**Task directions:** Of the lines in this listing, how many contain the word "small"? Give the number and nothing else.

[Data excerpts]

(begin)

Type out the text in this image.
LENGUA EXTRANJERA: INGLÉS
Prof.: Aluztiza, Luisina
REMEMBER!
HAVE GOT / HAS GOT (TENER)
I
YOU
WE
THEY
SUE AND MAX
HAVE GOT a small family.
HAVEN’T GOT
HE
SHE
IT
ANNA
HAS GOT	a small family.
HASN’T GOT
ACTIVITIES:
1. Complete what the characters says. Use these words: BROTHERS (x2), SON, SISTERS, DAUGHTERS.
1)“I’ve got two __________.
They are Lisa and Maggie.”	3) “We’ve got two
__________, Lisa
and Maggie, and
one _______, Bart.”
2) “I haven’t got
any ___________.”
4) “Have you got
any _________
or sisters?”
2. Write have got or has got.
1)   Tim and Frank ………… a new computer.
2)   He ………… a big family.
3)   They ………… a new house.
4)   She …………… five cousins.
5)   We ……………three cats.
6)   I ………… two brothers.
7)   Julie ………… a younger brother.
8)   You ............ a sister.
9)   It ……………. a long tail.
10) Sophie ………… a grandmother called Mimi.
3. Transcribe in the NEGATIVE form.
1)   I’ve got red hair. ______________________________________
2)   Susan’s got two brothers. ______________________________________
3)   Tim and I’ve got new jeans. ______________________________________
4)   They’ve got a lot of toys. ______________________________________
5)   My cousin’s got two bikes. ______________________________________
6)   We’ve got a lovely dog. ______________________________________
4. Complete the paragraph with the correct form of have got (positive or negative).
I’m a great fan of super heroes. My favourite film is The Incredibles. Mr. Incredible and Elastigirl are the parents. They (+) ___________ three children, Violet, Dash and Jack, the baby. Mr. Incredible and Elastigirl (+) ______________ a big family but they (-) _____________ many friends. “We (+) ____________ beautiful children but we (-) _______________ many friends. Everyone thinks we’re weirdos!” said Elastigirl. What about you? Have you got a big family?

(end)

**Written response:** 2